Work to be completed:
Give every line of the material back exactly, images removed.

══════════════════════════════

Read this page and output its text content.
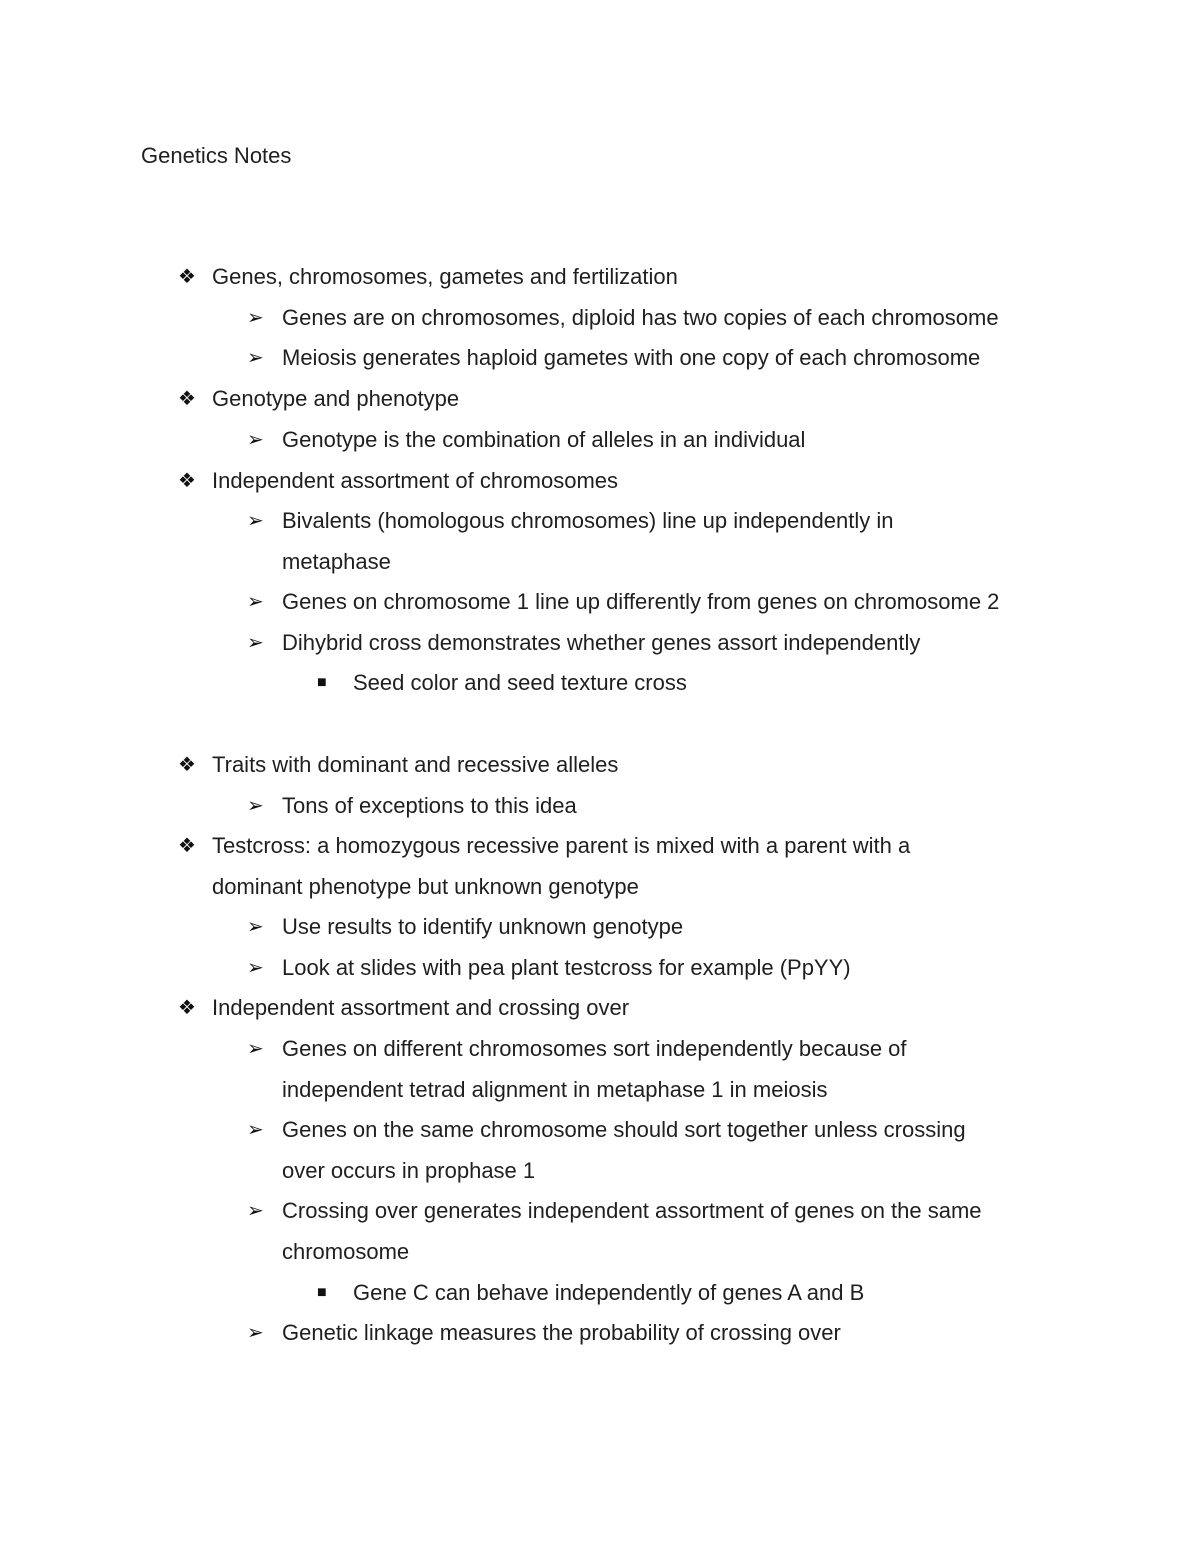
Genetics Notes
❖ Genes, chromosomes, gametes and fertilization
➢ Genes are on chromosomes, diploid has two copies of each chromosome
➢ Meiosis generates haploid gametes with one copy of each chromosome
❖ Genotype and phenotype
➢ Genotype is the combination of alleles in an individual
❖ Independent assortment of chromosomes
➢ Bivalents (homologous chromosomes) line up independently in
metaphase
➢ Genes on chromosome 1 line up differently from genes on chromosome 2
➢ Dihybrid cross demonstrates whether genes assort independently
■ Seed color and seed texture cross
❖ Traits with dominant and recessive alleles
➢ Tons of exceptions to this idea
❖ Testcross: a homozygous recessive parent is mixed with a parent with a
dominant phenotype but unknown genotype
➢ Use results to identify unknown genotype
➢ Look at slides with pea plant testcross for example (PpYY)
❖ Independent assortment and crossing over
➢ Genes on different chromosomes sort independently because of
independent tetrad alignment in metaphase 1 in meiosis
➢ Genes on the same chromosome should sort together unless crossing
over occurs in prophase 1
➢ Crossing over generates independent assortment of genes on the same
chromosome
■ Gene C can behave independently of genes A and B
➢ Genetic linkage measures the probability of crossing over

══════════════════════════════

Solution to the exercise:
Read this page and output its text content.
Genetics Notes
❖ Genes, chromosomes, gametes and fertilization
➢ Genes are on chromosomes, diploid has two copies of each chromosome
➢ Meiosis generates haploid gametes with one copy of each chromosome
❖ Genotype and phenotype
➢ Genotype is the combination of alleles in an individual
❖ Independent assortment of chromosomes
➢ Bivalents (homologous chromosomes) line up independently in
metaphase
➢ Genes on chromosome 1 line up differently from genes on chromosome 2
➢ Dihybrid cross demonstrates whether genes assort independently
■ Seed color and seed texture cross
❖ Traits with dominant and recessive alleles
➢ Tons of exceptions to this idea
❖ Testcross: a homozygous recessive parent is mixed with a parent with a
dominant phenotype but unknown genotype
➢ Use results to identify unknown genotype
➢ Look at slides with pea plant testcross for example (PpYY)
❖ Independent assortment and crossing over
➢ Genes on different chromosomes sort independently because of
independent tetrad alignment in metaphase 1 in meiosis
➢ Genes on the same chromosome should sort together unless crossing
over occurs in prophase 1
➢ Crossing over generates independent assortment of genes on the same
chromosome
■ Gene C can behave independently of genes A and B
➢ Genetic linkage measures the probability of crossing over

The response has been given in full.